## Exercise task
Below are some records. Pull every line that contains the word "NOAA".

## Input records
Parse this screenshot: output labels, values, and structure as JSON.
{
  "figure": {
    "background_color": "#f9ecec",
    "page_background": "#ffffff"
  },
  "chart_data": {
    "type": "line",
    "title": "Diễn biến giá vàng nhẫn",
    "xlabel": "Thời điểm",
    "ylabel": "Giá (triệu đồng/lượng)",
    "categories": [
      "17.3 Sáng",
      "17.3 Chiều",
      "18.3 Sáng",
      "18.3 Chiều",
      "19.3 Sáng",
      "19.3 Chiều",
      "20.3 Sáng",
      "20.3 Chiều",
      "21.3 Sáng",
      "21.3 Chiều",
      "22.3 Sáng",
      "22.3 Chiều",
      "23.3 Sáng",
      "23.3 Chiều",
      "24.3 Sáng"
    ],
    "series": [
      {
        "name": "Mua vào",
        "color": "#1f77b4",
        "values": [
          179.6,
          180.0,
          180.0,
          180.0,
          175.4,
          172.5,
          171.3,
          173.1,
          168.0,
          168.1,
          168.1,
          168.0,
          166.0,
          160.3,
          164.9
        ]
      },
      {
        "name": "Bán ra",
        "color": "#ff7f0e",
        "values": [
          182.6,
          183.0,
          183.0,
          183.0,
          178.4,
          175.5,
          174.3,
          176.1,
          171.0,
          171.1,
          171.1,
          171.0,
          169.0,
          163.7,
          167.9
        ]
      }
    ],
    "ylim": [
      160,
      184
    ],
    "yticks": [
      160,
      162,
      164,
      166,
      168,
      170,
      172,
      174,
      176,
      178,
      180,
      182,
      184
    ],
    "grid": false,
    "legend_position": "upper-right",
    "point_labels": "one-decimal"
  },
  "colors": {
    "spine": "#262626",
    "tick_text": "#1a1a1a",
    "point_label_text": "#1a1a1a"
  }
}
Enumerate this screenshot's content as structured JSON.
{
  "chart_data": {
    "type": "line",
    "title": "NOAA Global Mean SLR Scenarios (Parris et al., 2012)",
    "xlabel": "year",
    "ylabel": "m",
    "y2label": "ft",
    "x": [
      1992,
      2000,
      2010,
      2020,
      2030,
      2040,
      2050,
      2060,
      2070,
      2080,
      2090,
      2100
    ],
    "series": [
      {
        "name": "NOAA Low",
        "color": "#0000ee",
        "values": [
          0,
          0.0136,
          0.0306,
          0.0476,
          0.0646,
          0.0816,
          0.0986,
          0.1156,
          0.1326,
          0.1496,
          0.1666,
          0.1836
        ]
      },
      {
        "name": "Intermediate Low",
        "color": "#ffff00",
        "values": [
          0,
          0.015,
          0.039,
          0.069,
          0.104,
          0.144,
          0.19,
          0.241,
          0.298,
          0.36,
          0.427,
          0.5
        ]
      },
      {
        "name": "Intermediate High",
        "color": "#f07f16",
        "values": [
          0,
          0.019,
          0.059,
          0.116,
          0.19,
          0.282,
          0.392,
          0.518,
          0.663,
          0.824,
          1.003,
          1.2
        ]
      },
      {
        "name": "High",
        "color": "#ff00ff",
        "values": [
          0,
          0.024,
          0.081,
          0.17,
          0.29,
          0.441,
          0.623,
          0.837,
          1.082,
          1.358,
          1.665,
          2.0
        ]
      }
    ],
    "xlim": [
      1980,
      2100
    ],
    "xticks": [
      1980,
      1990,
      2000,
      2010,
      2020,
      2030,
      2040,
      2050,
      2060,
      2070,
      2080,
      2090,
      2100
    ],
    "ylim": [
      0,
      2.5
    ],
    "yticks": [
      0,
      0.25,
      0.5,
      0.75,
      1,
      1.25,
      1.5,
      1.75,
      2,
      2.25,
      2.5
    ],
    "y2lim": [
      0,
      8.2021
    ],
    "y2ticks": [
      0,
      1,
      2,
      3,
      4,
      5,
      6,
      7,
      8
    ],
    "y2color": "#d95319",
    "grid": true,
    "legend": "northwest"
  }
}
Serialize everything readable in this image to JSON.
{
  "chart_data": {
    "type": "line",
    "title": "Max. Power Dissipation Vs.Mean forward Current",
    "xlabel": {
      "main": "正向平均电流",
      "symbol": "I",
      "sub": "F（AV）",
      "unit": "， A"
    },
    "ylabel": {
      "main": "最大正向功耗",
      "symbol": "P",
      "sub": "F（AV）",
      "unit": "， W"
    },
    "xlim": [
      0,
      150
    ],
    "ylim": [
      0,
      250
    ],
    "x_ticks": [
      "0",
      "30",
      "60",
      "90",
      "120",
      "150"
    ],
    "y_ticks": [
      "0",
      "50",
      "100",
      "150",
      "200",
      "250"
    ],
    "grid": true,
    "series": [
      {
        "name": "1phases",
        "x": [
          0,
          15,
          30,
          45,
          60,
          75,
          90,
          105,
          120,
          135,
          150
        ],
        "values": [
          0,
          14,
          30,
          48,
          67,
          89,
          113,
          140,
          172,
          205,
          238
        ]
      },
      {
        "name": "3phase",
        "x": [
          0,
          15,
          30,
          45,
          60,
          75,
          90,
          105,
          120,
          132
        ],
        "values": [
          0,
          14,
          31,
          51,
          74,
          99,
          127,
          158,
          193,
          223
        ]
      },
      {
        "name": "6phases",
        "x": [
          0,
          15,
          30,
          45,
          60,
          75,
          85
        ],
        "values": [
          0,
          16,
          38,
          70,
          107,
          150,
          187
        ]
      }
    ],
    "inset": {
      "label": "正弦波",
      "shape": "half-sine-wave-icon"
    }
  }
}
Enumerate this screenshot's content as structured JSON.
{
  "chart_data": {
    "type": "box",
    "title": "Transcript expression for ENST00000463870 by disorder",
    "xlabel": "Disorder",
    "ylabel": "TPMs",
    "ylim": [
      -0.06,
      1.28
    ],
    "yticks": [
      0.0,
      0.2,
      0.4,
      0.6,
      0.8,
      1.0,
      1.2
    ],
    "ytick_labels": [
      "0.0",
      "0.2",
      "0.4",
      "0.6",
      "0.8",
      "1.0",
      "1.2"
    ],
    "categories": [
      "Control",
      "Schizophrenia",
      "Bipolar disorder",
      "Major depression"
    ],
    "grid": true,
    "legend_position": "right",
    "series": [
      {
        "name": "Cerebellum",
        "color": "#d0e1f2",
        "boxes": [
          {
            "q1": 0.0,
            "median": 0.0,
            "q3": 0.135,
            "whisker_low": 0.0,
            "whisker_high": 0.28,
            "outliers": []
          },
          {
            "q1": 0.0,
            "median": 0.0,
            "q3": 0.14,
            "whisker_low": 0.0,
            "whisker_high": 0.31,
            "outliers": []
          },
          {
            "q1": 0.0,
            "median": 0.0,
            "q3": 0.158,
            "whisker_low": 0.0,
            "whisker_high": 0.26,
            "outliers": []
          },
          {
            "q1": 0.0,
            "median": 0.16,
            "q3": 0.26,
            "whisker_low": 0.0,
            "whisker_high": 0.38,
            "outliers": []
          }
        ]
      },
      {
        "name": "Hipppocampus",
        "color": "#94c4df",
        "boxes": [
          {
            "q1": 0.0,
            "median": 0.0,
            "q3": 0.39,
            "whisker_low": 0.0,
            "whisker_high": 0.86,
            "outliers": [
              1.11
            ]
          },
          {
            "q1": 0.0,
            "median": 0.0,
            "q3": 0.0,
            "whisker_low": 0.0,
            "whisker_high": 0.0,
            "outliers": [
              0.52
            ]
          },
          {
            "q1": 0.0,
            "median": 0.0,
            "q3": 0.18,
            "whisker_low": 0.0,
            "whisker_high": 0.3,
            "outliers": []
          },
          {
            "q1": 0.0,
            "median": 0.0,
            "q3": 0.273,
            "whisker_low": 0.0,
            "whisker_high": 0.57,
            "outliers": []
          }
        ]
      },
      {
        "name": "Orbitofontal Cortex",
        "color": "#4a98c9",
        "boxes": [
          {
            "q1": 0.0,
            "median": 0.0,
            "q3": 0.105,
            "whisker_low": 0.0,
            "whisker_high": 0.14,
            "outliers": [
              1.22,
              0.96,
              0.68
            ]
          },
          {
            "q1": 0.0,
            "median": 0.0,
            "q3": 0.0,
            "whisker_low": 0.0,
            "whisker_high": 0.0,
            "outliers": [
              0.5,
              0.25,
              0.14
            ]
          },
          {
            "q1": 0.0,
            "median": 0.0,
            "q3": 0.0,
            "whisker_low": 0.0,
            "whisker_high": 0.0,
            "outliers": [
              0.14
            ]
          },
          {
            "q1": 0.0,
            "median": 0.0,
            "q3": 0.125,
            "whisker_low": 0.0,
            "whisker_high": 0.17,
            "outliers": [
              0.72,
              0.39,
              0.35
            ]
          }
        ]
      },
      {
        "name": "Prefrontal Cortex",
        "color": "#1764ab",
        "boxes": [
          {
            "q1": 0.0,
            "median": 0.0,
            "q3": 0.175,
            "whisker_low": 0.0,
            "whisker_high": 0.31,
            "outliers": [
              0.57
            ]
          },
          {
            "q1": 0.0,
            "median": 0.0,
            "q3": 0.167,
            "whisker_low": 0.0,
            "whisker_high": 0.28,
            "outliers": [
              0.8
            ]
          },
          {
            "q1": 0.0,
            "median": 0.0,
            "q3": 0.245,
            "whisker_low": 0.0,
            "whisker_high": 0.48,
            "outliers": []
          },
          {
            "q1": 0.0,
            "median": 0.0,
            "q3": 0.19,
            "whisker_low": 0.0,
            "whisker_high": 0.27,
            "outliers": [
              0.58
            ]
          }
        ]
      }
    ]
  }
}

## Expected output
    "title": "NOAA Global Mean SLR Scenarios (Parris et al., 2012)",
        "name": "NOAA Low",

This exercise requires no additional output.